**Job:** The complete listing should be restated exactly.

**Supplied records:**
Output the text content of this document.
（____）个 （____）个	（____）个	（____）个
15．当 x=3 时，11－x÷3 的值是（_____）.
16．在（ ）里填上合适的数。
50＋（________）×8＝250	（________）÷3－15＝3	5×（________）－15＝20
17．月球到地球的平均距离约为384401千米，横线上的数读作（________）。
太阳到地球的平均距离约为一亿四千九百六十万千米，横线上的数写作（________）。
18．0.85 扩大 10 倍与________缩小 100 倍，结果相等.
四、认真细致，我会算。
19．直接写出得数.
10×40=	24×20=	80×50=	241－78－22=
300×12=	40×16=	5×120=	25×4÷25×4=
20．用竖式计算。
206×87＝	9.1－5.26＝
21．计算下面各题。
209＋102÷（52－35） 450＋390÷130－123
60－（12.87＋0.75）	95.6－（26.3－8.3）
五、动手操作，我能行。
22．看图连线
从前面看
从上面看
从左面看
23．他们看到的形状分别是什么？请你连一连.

**Written solution:**
Output the text content of this document.
（____）个 （____）个	（____）个	（____）个
15．当 x=3 时，11－x÷3 的值是（_____）.
16．在（ ）里填上合适的数。
50＋（________）×8＝250	（________）÷3－15＝3	5×（________）－15＝20
17．月球到地球的平均距离约为384401千米，横线上的数读作（________）。
太阳到地球的平均距离约为一亿四千九百六十万千米，横线上的数写作（________）。
18．0.85 扩大 10 倍与________缩小 100 倍，结果相等.
四、认真细致，我会算。
19．直接写出得数.
10×40=	24×20=	80×50=	241－78－22=
300×12=	40×16=	5×120=	25×4÷25×4=
20．用竖式计算。
206×87＝	9.1－5.26＝
21．计算下面各题。
209＋102÷（52－35） 450＋390÷130－123
60－（12.87＋0.75）	95.6－（26.3－8.3）
五、动手操作，我能行。
22．看图连线
从前面看
从上面看
从左面看
23．他们看到的形状分别是什么？请你连一连.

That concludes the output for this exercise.